> **Requirement**:
Your task is to print all of the data word for word.

> **Data lines**:
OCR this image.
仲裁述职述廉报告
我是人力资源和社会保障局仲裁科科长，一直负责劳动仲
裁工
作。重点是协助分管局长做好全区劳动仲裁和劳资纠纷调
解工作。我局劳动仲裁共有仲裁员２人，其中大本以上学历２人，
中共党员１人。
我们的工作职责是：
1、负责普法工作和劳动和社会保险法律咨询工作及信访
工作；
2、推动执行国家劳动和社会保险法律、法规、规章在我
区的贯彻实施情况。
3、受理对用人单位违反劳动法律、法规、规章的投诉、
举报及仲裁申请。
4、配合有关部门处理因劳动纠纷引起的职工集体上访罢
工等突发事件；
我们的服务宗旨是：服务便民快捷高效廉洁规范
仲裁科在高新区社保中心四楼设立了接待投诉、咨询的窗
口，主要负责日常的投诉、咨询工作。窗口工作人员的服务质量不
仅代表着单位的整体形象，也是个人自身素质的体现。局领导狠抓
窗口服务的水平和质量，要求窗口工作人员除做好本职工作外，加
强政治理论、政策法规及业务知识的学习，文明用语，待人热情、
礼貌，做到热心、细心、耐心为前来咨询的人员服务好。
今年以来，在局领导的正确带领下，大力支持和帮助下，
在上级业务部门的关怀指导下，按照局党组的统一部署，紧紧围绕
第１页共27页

> **Reply**:
OCR this image.
仲裁述职述廉报告
我是人力资源和社会保障局仲裁科科长，一直负责劳动仲
裁工
作。重点是协助分管局长做好全区劳动仲裁和劳资纠纷调
解工作。我局劳动仲裁共有仲裁员２人，其中大本以上学历２人，
中共党员１人。
我们的工作职责是：
1、负责普法工作和劳动和社会保险法律咨询工作及信访
工作；
2、推动执行国家劳动和社会保险法律、法规、规章在我
区的贯彻实施情况。
3、受理对用人单位违反劳动法律、法规、规章的投诉、
举报及仲裁申请。
4、配合有关部门处理因劳动纠纷引起的职工集体上访罢
工等突发事件；
我们的服务宗旨是：服务便民快捷高效廉洁规范
仲裁科在高新区社保中心四楼设立了接待投诉、咨询的窗
口，主要负责日常的投诉、咨询工作。窗口工作人员的服务质量不
仅代表着单位的整体形象，也是个人自身素质的体现。局领导狠抓
窗口服务的水平和质量，要求窗口工作人员除做好本职工作外，加
强政治理论、政策法规及业务知识的学习，文明用语，待人热情、
礼貌，做到热心、细心、耐心为前来咨询的人员服务好。
今年以来，在局领导的正确带领下，大力支持和帮助下，
在上级业务部门的关怀指导下，按照局党组的统一部署，紧紧围绕
第１页共27页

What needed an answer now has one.